Material for this exercise:
========

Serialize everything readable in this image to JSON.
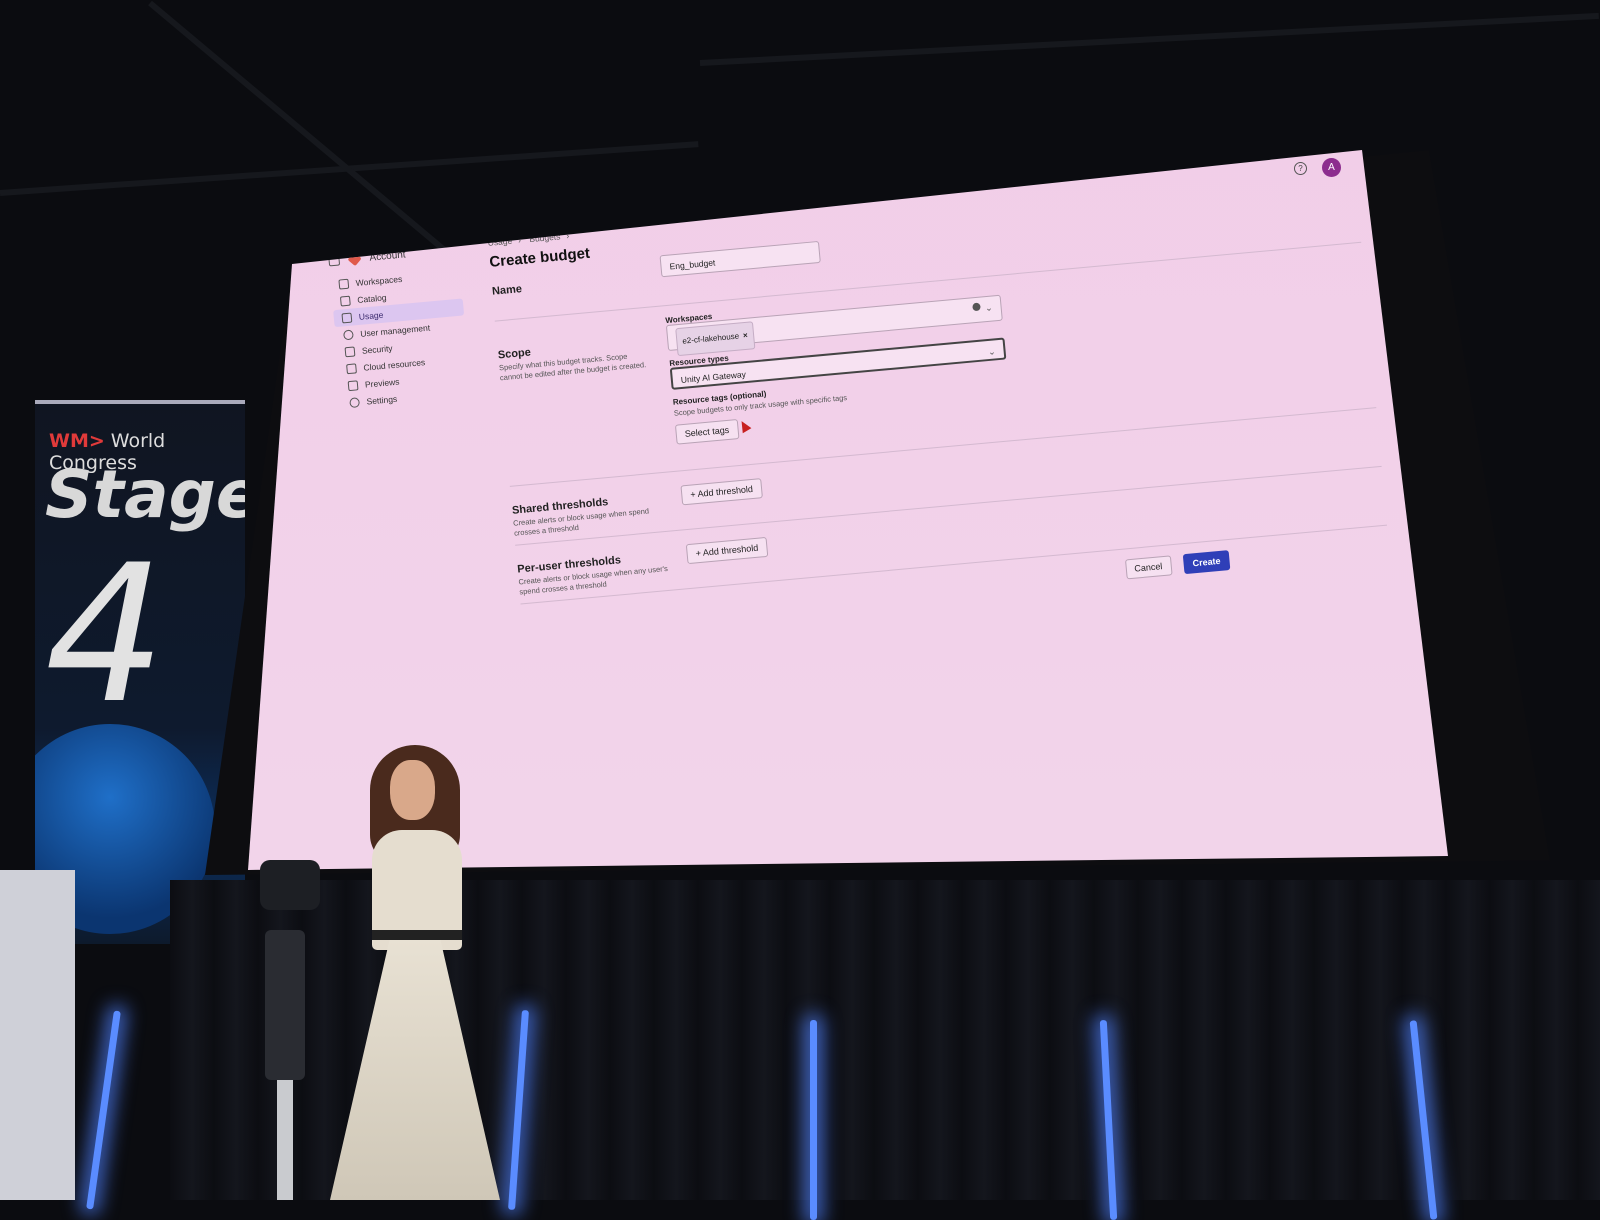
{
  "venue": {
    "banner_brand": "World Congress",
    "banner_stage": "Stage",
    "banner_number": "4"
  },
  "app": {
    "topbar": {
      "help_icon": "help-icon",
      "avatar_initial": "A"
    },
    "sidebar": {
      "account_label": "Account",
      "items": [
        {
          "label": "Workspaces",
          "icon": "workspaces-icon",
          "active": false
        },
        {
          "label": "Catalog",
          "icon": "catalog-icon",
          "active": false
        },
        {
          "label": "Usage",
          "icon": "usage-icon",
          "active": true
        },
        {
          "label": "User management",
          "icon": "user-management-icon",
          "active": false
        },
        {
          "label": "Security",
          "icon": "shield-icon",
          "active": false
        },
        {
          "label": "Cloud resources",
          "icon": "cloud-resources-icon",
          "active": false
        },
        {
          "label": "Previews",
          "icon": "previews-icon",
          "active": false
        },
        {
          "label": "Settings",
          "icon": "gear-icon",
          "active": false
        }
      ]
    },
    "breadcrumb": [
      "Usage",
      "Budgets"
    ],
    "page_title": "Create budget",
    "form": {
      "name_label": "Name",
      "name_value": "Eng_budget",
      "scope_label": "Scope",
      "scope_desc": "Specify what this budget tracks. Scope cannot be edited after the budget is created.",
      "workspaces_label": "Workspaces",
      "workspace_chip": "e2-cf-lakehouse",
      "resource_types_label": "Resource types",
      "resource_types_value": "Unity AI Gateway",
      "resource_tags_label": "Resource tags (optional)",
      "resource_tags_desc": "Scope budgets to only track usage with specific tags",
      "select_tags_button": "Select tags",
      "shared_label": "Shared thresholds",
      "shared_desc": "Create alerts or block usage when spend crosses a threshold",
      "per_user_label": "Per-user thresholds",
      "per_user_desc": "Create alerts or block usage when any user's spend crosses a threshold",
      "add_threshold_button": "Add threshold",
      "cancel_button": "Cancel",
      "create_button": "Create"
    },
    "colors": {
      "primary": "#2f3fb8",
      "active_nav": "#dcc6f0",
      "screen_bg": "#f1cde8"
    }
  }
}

========

What the task requires: Print the complete listing exactly as it stands, without its pictures.

Output:
Serialize everything readable in this image to JSON.
{
  "venue": {
    "banner_brand": "World Congress",
    "banner_stage": "Stage",
    "banner_number": "4"
  },
  "app": {
    "topbar": {
      "help_icon": "help-icon",
      "avatar_initial": "A"
    },
    "sidebar": {
      "account_label": "Account",
      "items": [
        {
          "label": "Workspaces",
          "icon": "workspaces-icon",
          "active": false
        },
        {
          "label": "Catalog",
          "icon": "catalog-icon",
          "active": false
        },
        {
          "label": "Usage",
          "icon": "usage-icon",
          "active": true
        },
        {
          "label": "User management",
          "icon": "user-management-icon",
          "active": false
        },
        {
          "label": "Security",
          "icon": "shield-icon",
          "active": false
        },
        {
          "label": "Cloud resources",
          "icon": "cloud-resources-icon",
          "active": false
        },
        {
          "label": "Previews",
          "icon": "previews-icon",
          "active": false
        },
        {
          "label": "Settings",
          "icon": "gear-icon",
          "active": false
        }
      ]
    },
    "breadcrumb": [
      "Usage",
      "Budgets"
    ],
    "page_title": "Create budget",
    "form": {
      "name_label": "Name",
      "name_value": "Eng_budget",
      "scope_label": "Scope",
      "scope_desc": "Specify what this budget tracks. Scope cannot be edited after the budget is created.",
      "workspaces_label": "Workspaces",
      "workspace_chip": "e2-cf-lakehouse",
      "resource_types_label": "Resource types",
      "resource_types_value": "Unity AI Gateway",
      "resource_tags_label": "Resource tags (optional)",
      "resource_tags_desc": "Scope budgets to only track usage with specific tags",
      "select_tags_button": "Select tags",
      "shared_label": "Shared thresholds",
      "shared_desc": "Create alerts or block usage when spend crosses a threshold",
      "per_user_label": "Per-user thresholds",
      "per_user_desc": "Create alerts or block usage when any user's spend crosses a threshold",
      "add_threshold_button": "Add threshold",
      "cancel_button": "Cancel",
      "create_button": "Create"
    },
    "colors": {
      "primary": "#2f3fb8",
      "active_nav": "#dcc6f0",
      "screen_bg": "#f1cde8"
    }
  }
}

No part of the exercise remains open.